Records from a data collection ->
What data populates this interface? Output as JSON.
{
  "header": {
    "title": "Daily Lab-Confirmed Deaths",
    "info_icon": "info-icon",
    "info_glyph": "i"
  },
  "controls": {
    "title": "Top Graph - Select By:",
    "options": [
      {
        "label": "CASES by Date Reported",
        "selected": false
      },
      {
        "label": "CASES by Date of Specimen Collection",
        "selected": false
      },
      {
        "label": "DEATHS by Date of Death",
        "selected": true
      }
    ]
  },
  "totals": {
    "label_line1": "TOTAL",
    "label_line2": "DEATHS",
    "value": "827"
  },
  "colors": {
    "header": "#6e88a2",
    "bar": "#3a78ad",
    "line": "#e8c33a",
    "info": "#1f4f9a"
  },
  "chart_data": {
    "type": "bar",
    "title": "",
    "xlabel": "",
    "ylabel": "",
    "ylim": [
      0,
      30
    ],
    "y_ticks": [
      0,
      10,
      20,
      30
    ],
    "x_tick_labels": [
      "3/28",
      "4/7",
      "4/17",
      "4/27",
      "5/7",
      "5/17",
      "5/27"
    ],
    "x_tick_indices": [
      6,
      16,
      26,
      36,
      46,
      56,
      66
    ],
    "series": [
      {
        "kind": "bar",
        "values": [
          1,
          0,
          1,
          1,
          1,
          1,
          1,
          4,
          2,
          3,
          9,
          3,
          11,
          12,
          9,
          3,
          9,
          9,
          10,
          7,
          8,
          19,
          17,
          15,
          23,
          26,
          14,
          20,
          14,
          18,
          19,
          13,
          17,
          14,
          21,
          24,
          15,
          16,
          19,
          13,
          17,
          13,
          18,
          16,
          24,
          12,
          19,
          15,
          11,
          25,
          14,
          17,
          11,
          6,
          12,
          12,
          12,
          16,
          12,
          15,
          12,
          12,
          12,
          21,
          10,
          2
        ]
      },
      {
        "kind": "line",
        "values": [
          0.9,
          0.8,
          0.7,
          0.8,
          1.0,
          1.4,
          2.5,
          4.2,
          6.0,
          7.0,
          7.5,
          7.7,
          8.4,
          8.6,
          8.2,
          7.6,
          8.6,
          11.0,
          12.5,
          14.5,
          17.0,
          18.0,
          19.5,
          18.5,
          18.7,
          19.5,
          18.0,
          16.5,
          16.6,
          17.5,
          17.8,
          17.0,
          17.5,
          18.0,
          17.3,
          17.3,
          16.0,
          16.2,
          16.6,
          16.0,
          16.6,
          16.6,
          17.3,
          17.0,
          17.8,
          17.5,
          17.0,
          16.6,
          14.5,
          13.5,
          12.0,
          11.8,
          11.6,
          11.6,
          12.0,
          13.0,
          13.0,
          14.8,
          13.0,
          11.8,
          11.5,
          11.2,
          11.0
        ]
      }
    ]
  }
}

Work to be completed -> Give the listing again, word for word.

Task solution ->
What data populates this interface? Output as JSON.
{
  "header": {
    "title": "Daily Lab-Confirmed Deaths",
    "info_icon": "info-icon",
    "info_glyph": "i"
  },
  "controls": {
    "title": "Top Graph - Select By:",
    "options": [
      {
        "label": "CASES by Date Reported",
        "selected": false
      },
      {
        "label": "CASES by Date of Specimen Collection",
        "selected": false
      },
      {
        "label": "DEATHS by Date of Death",
        "selected": true
      }
    ]
  },
  "totals": {
    "label_line1": "TOTAL",
    "label_line2": "DEATHS",
    "value": "827"
  },
  "colors": {
    "header": "#6e88a2",
    "bar": "#3a78ad",
    "line": "#e8c33a",
    "info": "#1f4f9a"
  },
  "chart_data": {
    "type": "bar",
    "title": "",
    "xlabel": "",
    "ylabel": "",
    "ylim": [
      0,
      30
    ],
    "y_ticks": [
      0,
      10,
      20,
      30
    ],
    "x_tick_labels": [
      "3/28",
      "4/7",
      "4/17",
      "4/27",
      "5/7",
      "5/17",
      "5/27"
    ],
    "x_tick_indices": [
      6,
      16,
      26,
      36,
      46,
      56,
      66
    ],
    "series": [
      {
        "kind": "bar",
        "values": [
          1,
          0,
          1,
          1,
          1,
          1,
          1,
          4,
          2,
          3,
          9,
          3,
          11,
          12,
          9,
          3,
          9,
          9,
          10,
          7,
          8,
          19,
          17,
          15,
          23,
          26,
          14,
          20,
          14,
          18,
          19,
          13,
          17,
          14,
          21,
          24,
          15,
          16,
          19,
          13,
          17,
          13,
          18,
          16,
          24,
          12,
          19,
          15,
          11,
          25,
          14,
          17,
          11,
          6,
          12,
          12,
          12,
          16,
          12,
          15,
          12,
          12,
          12,
          21,
          10,
          2
        ]
      },
      {
        "kind": "line",
        "values": [
          0.9,
          0.8,
          0.7,
          0.8,
          1.0,
          1.4,
          2.5,
          4.2,
          6.0,
          7.0,
          7.5,
          7.7,
          8.4,
          8.6,
          8.2,
          7.6,
          8.6,
          11.0,
          12.5,
          14.5,
          17.0,
          18.0,
          19.5,
          18.5,
          18.7,
          19.5,
          18.0,
          16.5,
          16.6,
          17.5,
          17.8,
          17.0,
          17.5,
          18.0,
          17.3,
          17.3,
          16.0,
          16.2,
          16.6,
          16.0,
          16.6,
          16.6,
          17.3,
          17.0,
          17.8,
          17.5,
          17.0,
          16.6,
          14.5,
          13.5,
          12.0,
          11.8,
          11.6,
          11.6,
          12.0,
          13.0,
          13.0,
          14.8,
          13.0,
          11.8,
          11.5,
          11.2,
          11.0
        ]
      }
    ]
  }
}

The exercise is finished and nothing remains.